[Data items]
---

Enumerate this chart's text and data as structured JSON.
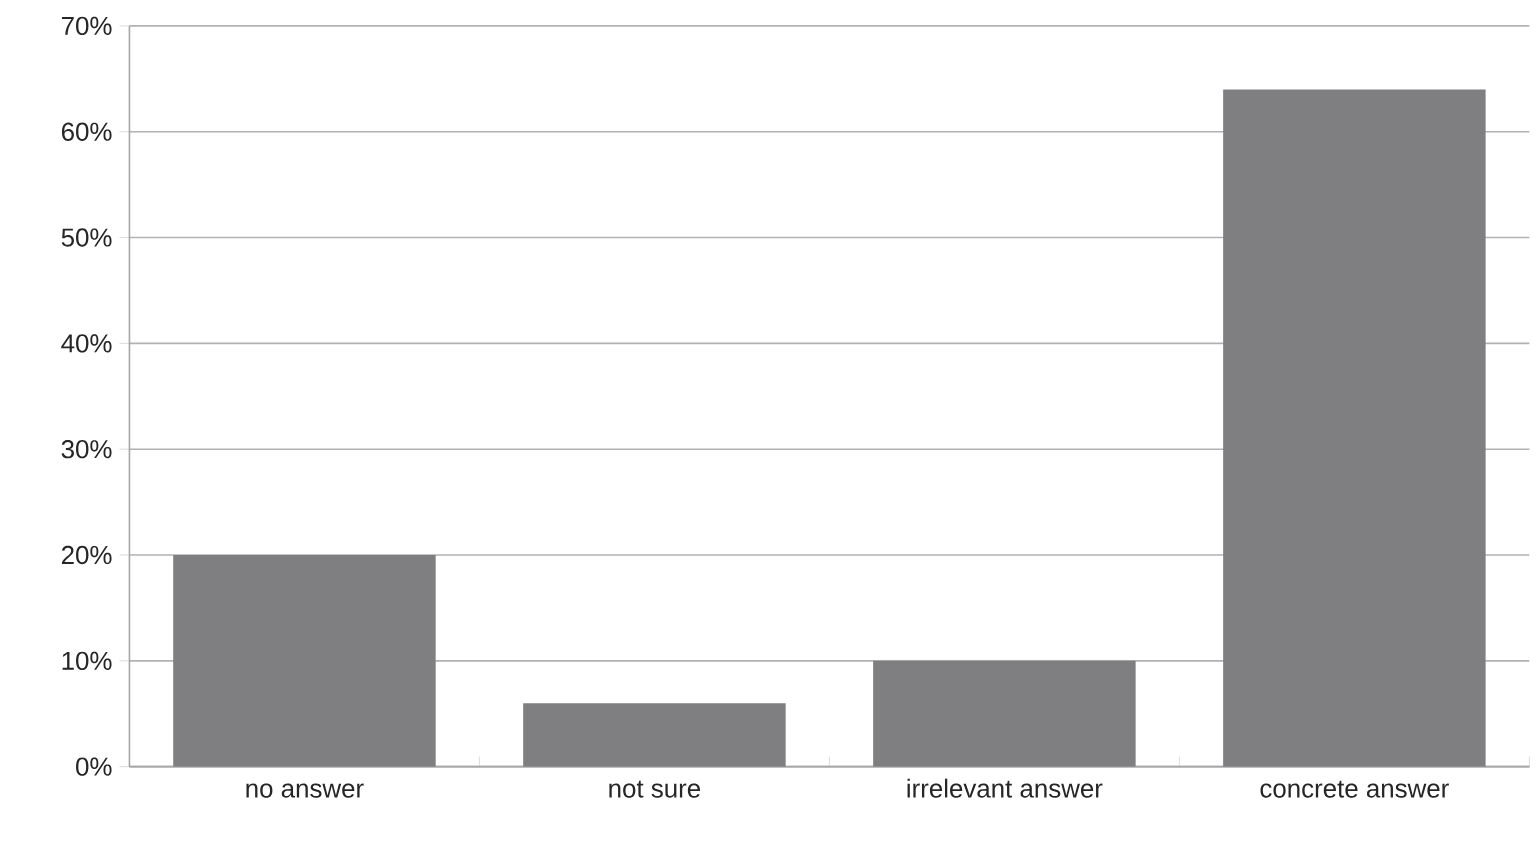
{
  "chart_data": {
    "type": "bar",
    "categories": [
      "no answer",
      "not sure",
      "irrelevant answer",
      "concrete answer"
    ],
    "values": [
      20,
      6,
      10,
      64
    ],
    "color": "#7f7f82",
    "ylim": [
      0,
      70
    ],
    "yticks": [
      {
        "value": 0,
        "label": "0%"
      },
      {
        "value": 10,
        "label": "10%"
      },
      {
        "value": 20,
        "label": "20%"
      },
      {
        "value": 30,
        "label": "30%"
      },
      {
        "value": 40,
        "label": "40%"
      },
      {
        "value": 50,
        "label": "50%"
      },
      {
        "value": 60,
        "label": "60%"
      },
      {
        "value": 70,
        "label": "70%"
      }
    ],
    "grid": "y"
  }
}
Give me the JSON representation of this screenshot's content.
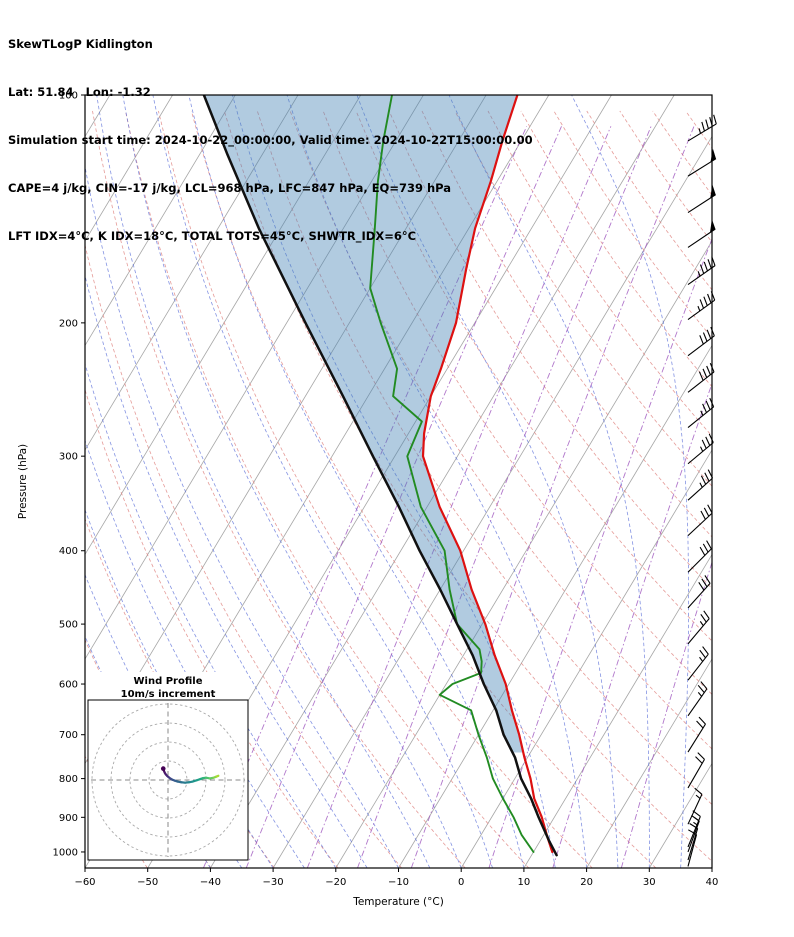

---

» Written exercise: Copy each line above precisely, dropping the pictures.

» Exercise result:
Enumerate this chart's text and data as structured JSON.
{
  "chart_data": {
    "type": "bar",
    "categories": [
      "no answer",
      "not sure",
      "irrelevant answer",
      "concrete answer"
    ],
    "values": [
      20,
      6,
      10,
      64
    ],
    "color": "#7f7f82",
    "ylim": [
      0,
      70
    ],
    "yticks": [
      {
        "value": 0,
        "label": "0%"
      },
      {
        "value": 10,
        "label": "10%"
      },
      {
        "value": 20,
        "label": "20%"
      },
      {
        "value": 30,
        "label": "30%"
      },
      {
        "value": 40,
        "label": "40%"
      },
      {
        "value": 50,
        "label": "50%"
      },
      {
        "value": 60,
        "label": "60%"
      },
      {
        "value": 70,
        "label": "70%"
      }
    ],
    "grid": "y"
  }
}
Give me the JSON representation of this screenshot's content.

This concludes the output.